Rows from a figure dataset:
----------

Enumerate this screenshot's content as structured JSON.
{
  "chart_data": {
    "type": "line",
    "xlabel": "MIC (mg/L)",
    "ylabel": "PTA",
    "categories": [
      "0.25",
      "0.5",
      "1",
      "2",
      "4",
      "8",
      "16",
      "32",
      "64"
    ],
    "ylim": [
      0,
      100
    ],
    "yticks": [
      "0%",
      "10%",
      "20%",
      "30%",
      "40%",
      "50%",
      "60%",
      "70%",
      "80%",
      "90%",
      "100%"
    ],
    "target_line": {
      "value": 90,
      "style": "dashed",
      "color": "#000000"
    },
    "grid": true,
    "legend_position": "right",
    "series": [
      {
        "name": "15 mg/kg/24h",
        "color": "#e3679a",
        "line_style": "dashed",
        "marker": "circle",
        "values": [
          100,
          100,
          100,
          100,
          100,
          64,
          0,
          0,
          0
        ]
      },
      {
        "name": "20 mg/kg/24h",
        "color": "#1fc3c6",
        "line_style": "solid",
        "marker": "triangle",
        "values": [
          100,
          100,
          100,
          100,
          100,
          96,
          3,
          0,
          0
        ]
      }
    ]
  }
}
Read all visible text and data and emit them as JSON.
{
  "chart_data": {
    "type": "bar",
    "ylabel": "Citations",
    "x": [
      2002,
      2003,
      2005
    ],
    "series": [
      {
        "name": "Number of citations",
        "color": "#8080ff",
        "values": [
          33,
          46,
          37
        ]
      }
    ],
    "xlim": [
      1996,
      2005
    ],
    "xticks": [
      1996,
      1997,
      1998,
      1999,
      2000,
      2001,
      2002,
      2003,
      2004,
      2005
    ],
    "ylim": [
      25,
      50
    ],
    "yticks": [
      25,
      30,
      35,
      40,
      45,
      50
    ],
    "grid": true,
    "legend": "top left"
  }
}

----------

SHORT EXERCISE
Count up every line above that has the word "name" in it; answer with the number alone.

SOLUTION TO THIS EXERCISE
3